What is expected - Return every line of the material exactly.

Dataset records -
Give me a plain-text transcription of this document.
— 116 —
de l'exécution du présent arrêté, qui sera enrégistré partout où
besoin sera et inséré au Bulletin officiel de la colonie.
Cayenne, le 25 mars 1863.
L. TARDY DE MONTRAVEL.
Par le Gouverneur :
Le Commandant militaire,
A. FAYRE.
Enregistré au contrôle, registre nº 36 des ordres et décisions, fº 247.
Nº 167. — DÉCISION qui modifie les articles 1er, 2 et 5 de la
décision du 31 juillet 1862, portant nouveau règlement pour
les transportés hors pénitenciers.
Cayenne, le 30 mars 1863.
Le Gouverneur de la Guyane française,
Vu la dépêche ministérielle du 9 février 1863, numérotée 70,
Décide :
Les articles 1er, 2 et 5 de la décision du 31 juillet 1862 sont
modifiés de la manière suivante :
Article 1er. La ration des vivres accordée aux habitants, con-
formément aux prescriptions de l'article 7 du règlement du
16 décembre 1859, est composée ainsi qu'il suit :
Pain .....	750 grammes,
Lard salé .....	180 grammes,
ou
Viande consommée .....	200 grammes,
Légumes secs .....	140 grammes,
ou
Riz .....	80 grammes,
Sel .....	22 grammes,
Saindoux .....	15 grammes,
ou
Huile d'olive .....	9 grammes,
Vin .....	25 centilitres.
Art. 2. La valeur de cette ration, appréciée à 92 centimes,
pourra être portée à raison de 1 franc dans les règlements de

Exercise result -
Give me a plain-text transcription of this document.
— 116 —
de l'exécution du présent arrêté, qui sera enrégistré partout où
besoin sera et inséré au Bulletin officiel de la colonie.
Cayenne, le 25 mars 1863.
L. TARDY DE MONTRAVEL.
Par le Gouverneur :
Le Commandant militaire,
A. FAYRE.
Enregistré au contrôle, registre nº 36 des ordres et décisions, fº 247.
Nº 167. — DÉCISION qui modifie les articles 1er, 2 et 5 de la
décision du 31 juillet 1862, portant nouveau règlement pour
les transportés hors pénitenciers.
Cayenne, le 30 mars 1863.
Le Gouverneur de la Guyane française,
Vu la dépêche ministérielle du 9 février 1863, numérotée 70,
Décide :
Les articles 1er, 2 et 5 de la décision du 31 juillet 1862 sont
modifiés de la manière suivante :
Article 1er. La ration des vivres accordée aux habitants, con-
formément aux prescriptions de l'article 7 du règlement du
16 décembre 1859, est composée ainsi qu'il suit :
Pain .....	750 grammes,
Lard salé .....	180 grammes,
ou
Viande consommée .....	200 grammes,
Légumes secs .....	140 grammes,
ou
Riz .....	80 grammes,
Sel .....	22 grammes,
Saindoux .....	15 grammes,
ou
Huile d'olive .....	9 grammes,
Vin .....	25 centilitres.
Art. 2. La valeur de cette ration, appréciée à 92 centimes,
pourra être portée à raison de 1 franc dans les règlements de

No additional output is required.